_Task brief_
Determine how many lines carry the word "this". Output that number only.
BEGIN Working data
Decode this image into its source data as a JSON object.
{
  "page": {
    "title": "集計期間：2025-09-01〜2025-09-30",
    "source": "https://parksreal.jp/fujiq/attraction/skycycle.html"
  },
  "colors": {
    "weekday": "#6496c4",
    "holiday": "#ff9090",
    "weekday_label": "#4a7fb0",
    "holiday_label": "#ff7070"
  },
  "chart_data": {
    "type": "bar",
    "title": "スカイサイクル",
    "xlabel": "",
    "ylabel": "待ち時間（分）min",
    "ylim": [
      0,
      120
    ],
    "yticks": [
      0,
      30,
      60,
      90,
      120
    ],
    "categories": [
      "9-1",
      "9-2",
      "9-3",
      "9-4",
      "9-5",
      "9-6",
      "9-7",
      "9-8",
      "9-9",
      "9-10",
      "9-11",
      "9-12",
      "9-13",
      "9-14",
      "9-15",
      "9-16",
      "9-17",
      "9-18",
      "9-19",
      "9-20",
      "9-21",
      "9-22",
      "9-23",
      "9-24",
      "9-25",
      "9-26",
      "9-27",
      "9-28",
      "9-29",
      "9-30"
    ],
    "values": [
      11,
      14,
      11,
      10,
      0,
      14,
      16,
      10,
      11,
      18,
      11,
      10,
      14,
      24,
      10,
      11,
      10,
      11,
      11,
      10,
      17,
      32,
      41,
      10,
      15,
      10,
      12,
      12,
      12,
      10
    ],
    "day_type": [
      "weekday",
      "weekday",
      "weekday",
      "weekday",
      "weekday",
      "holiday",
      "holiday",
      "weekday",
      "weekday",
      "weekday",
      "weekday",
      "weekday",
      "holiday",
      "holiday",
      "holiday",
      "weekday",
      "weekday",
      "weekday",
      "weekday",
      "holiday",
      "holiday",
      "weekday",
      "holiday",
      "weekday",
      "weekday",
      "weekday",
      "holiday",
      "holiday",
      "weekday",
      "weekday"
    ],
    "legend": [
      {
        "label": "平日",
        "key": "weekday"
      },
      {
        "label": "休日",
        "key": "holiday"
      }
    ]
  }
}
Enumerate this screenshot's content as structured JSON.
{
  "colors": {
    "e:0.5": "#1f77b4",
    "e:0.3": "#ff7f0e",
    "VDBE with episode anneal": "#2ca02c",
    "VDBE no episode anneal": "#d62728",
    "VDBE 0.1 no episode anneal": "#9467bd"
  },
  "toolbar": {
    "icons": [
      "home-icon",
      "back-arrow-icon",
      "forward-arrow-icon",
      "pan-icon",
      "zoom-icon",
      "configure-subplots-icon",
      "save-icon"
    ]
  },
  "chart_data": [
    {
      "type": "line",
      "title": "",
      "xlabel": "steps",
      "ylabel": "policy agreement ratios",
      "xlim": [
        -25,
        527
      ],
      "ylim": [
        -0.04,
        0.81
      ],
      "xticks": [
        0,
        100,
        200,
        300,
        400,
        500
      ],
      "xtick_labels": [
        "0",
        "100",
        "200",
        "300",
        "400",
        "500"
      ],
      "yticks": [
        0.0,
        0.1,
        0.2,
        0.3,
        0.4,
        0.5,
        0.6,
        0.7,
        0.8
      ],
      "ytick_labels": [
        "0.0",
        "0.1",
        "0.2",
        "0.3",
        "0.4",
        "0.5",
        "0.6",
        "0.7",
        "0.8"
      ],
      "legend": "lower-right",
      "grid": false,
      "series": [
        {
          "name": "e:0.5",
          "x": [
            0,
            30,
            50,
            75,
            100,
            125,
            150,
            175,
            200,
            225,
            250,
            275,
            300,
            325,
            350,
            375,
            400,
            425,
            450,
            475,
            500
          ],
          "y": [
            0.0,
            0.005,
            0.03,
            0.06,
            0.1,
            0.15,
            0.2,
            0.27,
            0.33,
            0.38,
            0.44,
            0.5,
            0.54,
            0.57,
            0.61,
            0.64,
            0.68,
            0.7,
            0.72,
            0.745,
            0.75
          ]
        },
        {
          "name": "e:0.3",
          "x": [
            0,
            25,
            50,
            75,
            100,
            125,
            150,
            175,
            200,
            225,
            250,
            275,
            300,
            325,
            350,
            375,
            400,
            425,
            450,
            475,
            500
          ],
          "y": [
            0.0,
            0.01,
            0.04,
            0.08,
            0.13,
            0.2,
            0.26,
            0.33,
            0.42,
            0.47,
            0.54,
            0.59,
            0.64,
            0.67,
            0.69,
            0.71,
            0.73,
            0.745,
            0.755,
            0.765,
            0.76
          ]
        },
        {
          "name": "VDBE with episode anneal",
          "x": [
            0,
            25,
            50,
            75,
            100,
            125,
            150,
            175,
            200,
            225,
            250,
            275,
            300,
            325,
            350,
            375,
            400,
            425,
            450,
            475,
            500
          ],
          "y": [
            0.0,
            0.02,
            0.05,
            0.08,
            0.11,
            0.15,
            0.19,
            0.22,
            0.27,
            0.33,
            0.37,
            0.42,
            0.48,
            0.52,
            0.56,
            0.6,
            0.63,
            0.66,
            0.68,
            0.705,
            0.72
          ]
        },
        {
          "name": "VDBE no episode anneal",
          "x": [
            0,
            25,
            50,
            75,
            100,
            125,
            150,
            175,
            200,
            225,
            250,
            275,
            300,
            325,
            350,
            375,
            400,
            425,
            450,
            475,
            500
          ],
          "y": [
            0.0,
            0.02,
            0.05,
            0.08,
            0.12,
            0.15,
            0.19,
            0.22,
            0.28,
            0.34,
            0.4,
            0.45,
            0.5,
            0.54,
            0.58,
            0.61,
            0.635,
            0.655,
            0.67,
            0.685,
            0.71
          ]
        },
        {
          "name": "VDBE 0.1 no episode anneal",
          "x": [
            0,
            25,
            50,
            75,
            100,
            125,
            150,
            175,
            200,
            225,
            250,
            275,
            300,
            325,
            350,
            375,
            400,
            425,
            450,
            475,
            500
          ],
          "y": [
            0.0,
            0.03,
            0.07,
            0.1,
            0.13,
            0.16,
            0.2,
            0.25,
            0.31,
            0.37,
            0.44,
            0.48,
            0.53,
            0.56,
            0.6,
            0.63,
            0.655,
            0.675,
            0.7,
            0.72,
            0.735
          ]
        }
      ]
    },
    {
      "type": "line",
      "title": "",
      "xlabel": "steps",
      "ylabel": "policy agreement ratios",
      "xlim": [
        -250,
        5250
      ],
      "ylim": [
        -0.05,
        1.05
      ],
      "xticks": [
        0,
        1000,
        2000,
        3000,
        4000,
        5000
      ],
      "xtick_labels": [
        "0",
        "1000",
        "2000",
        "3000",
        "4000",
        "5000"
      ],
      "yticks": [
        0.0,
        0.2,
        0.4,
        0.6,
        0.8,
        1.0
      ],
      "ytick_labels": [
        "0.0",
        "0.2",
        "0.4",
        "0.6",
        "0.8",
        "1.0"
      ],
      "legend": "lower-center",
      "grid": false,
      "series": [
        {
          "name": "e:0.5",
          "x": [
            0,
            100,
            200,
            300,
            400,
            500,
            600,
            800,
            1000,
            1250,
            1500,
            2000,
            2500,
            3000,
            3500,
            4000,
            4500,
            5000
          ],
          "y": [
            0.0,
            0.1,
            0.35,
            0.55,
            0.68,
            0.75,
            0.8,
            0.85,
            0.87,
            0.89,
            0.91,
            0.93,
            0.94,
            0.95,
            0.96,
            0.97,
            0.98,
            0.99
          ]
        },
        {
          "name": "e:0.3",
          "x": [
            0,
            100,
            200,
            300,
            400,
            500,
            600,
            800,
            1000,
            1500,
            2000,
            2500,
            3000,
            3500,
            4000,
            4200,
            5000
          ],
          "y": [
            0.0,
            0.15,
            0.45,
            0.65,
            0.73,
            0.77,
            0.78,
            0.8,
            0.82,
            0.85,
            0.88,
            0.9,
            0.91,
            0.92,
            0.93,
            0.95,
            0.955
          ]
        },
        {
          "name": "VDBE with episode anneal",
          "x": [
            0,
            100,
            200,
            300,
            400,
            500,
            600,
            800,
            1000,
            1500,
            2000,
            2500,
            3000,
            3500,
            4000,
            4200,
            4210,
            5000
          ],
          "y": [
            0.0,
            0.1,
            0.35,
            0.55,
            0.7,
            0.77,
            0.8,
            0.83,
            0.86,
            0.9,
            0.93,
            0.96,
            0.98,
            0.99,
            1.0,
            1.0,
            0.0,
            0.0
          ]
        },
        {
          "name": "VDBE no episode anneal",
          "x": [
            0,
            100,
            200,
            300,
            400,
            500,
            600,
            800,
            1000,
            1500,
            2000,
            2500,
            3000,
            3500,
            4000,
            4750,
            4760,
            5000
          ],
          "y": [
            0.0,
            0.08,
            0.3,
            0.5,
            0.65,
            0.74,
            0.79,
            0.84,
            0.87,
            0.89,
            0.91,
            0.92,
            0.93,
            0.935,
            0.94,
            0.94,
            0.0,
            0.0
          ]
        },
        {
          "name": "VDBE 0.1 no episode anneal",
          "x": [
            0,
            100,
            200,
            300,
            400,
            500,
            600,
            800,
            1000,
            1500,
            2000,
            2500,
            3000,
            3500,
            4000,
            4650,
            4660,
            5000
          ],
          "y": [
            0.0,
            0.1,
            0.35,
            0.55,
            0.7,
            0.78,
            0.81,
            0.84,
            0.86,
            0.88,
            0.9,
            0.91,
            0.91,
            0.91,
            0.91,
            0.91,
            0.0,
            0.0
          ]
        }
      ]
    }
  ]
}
END Working data
_Task solution_
2